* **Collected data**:
-- start --

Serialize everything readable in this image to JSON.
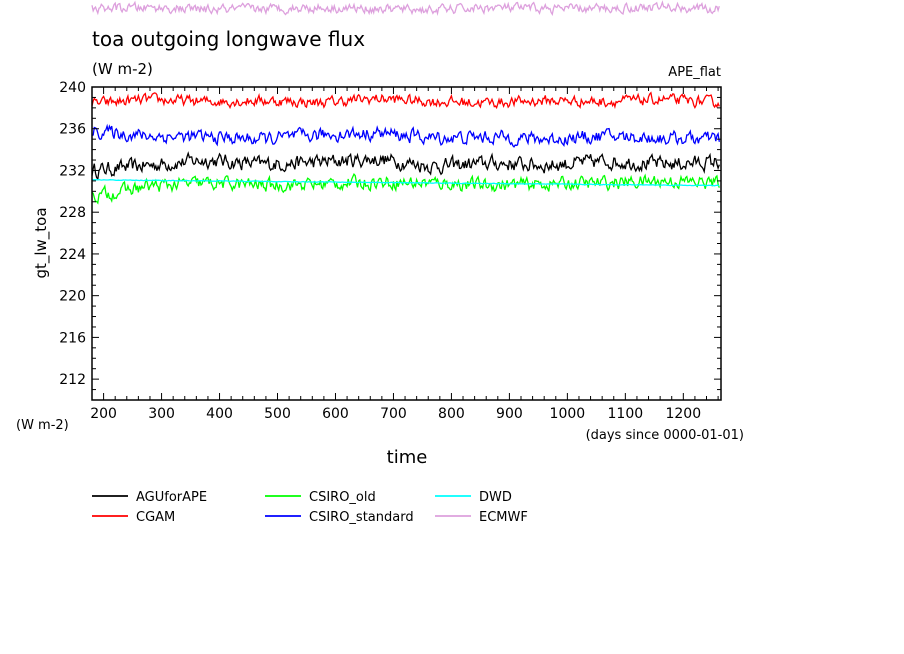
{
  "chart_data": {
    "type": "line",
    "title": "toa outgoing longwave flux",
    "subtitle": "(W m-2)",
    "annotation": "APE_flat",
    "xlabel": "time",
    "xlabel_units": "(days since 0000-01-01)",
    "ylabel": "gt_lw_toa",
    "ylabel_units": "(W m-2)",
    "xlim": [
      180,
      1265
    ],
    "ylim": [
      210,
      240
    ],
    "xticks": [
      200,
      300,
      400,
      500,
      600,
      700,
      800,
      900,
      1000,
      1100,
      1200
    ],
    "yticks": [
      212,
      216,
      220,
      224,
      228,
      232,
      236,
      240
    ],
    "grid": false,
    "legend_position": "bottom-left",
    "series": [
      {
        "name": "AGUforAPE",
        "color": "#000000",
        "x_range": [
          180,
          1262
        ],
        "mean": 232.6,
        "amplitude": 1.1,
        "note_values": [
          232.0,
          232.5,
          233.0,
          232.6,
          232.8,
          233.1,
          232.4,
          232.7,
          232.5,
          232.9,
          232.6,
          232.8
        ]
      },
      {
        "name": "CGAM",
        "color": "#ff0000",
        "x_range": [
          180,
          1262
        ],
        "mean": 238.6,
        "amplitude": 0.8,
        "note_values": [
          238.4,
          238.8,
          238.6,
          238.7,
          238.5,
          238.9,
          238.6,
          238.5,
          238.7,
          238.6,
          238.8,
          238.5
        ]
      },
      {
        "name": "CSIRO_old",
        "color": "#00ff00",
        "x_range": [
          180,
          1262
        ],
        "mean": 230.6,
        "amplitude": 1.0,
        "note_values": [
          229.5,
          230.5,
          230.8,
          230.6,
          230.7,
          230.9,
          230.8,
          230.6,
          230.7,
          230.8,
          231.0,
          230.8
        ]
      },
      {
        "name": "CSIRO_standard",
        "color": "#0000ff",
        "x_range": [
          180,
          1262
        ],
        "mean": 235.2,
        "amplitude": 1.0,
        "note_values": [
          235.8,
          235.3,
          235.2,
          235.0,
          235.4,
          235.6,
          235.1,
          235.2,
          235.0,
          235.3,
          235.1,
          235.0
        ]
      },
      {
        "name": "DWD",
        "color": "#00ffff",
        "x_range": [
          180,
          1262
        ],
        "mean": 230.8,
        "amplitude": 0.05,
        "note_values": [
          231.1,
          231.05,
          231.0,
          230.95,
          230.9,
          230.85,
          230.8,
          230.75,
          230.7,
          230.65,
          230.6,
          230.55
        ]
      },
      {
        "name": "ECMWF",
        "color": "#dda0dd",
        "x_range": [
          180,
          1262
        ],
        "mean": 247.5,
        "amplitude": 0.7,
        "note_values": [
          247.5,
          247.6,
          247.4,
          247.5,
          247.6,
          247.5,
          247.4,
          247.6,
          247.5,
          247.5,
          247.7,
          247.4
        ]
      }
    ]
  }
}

-- end --
-- start --

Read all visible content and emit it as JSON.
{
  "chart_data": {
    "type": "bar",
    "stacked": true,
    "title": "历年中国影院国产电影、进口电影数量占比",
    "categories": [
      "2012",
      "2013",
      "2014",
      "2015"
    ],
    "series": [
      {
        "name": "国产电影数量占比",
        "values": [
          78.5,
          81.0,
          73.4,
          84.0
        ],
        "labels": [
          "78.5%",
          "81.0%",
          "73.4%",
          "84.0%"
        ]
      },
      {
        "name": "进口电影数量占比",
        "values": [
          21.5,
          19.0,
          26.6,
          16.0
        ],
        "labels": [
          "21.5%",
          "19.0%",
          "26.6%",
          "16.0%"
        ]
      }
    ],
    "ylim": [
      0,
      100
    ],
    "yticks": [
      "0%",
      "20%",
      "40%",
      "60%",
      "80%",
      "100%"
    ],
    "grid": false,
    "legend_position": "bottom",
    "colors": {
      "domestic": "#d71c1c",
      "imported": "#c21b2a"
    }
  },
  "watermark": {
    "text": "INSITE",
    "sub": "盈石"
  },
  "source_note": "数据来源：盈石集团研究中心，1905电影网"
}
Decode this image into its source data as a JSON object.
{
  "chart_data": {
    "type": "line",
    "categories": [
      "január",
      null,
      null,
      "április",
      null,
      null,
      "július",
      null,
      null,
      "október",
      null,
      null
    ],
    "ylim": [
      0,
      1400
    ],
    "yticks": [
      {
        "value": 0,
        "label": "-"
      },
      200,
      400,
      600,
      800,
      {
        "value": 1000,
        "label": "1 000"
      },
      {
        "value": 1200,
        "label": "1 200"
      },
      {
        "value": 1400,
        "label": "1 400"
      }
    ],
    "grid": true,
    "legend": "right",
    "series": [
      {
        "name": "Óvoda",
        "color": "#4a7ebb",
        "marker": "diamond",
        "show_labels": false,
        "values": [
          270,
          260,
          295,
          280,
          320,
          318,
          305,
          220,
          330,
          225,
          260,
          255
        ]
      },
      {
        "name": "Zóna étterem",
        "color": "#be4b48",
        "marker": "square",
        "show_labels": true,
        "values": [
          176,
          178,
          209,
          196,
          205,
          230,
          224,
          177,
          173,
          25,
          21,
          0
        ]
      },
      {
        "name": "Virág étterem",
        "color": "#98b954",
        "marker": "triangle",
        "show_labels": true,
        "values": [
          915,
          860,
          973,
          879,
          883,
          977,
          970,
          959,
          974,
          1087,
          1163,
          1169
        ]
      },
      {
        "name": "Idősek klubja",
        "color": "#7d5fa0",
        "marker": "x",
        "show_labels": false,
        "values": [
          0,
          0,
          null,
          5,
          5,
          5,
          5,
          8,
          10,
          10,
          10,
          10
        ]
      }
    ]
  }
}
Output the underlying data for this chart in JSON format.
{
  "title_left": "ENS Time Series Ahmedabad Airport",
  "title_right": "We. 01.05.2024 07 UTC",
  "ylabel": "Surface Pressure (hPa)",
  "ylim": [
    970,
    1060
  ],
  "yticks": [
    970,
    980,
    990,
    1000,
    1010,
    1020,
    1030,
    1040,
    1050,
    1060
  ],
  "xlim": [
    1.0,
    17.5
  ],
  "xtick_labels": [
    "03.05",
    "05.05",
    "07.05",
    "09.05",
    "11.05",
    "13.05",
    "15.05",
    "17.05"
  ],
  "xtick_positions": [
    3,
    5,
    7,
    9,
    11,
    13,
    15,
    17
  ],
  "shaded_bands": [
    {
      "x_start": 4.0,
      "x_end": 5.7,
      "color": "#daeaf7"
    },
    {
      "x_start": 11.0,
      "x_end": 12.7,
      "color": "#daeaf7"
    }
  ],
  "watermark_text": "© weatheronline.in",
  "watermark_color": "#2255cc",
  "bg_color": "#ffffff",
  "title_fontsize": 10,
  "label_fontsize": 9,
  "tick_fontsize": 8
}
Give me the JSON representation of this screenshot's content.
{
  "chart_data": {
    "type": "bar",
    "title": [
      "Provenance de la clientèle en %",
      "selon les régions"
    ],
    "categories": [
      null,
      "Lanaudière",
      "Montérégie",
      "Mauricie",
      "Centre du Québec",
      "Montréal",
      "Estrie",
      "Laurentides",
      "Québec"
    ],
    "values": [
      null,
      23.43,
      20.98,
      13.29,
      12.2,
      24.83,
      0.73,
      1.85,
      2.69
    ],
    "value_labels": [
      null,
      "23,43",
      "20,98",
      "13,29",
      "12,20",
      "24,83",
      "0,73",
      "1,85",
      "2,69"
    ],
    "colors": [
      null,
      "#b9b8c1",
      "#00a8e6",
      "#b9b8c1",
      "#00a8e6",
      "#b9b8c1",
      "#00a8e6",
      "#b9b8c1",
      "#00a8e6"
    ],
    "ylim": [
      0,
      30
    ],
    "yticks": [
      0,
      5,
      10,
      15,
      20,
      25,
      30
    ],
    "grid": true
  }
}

-- end --
-- start --

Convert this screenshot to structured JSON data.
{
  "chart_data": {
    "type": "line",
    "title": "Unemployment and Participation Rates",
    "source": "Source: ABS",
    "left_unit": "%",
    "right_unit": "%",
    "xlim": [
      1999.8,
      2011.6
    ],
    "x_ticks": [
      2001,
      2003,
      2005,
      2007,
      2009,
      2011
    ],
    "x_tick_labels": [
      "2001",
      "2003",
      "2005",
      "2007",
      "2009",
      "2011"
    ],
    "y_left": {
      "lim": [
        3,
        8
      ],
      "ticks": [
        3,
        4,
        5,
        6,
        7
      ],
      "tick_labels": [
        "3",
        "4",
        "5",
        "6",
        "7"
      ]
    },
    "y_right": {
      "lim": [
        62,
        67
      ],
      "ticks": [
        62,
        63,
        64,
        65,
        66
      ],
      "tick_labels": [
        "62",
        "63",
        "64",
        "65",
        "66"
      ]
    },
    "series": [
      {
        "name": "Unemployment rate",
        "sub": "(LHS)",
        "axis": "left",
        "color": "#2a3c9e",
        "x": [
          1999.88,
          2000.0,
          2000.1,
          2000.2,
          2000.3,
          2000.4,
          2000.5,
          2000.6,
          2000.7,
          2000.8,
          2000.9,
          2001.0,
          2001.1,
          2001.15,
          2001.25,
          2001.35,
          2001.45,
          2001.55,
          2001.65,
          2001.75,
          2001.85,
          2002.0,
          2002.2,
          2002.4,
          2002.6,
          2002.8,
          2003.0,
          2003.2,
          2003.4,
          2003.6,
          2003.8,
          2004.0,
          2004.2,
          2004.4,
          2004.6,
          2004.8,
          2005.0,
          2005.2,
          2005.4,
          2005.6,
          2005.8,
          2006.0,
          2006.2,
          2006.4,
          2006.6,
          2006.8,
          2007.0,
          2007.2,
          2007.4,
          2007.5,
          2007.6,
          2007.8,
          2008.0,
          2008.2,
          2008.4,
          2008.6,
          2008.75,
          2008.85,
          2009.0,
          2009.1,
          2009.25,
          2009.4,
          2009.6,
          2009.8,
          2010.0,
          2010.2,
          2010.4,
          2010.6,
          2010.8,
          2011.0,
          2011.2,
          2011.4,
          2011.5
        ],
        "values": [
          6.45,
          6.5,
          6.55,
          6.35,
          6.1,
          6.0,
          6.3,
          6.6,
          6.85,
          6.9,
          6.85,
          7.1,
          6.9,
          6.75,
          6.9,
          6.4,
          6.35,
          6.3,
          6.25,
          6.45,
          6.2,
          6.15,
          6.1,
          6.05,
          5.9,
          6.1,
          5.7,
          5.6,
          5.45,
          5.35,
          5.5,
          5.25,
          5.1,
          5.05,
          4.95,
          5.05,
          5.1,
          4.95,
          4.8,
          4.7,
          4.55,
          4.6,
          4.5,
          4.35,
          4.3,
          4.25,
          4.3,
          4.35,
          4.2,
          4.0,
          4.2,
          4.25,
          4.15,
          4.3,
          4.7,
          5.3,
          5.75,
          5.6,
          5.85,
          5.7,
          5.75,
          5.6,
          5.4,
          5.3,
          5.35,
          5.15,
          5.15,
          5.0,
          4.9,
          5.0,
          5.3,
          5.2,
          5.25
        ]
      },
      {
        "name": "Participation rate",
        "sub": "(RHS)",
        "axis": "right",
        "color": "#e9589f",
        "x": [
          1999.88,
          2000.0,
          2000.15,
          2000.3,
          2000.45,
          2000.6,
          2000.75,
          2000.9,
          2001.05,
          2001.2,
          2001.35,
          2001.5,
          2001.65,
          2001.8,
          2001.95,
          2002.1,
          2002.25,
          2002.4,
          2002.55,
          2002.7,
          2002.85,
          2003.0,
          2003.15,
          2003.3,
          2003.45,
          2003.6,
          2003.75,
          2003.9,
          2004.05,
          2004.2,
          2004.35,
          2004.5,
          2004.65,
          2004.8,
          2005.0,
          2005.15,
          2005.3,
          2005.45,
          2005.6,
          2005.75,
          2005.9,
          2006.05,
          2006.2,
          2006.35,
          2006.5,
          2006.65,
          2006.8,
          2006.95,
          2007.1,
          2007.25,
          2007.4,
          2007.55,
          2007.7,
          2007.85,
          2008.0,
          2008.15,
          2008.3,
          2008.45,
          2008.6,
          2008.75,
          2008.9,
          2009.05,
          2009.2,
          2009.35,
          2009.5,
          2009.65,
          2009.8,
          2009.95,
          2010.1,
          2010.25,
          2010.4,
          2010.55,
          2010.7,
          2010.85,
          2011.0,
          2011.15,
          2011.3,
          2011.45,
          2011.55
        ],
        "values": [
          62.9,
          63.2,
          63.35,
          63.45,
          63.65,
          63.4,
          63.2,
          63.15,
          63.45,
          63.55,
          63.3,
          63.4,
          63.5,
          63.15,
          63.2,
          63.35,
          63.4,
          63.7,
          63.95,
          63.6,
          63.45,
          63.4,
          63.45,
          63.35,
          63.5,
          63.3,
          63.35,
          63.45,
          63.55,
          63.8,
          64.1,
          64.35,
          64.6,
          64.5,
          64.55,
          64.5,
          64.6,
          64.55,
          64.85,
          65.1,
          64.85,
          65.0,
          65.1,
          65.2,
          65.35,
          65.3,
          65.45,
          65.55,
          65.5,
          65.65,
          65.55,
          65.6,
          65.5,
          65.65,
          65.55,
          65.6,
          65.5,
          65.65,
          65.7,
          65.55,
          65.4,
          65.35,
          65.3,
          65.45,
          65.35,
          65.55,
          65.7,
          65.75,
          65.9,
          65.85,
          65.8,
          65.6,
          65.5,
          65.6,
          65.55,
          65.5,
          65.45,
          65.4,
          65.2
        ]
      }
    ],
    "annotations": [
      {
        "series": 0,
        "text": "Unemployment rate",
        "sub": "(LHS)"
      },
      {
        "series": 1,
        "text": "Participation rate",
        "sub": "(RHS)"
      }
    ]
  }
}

-- end --

* **To do**: Tally how many lines of the records hold the word "mean". Answer with the number only.

* **Complete answer**: 6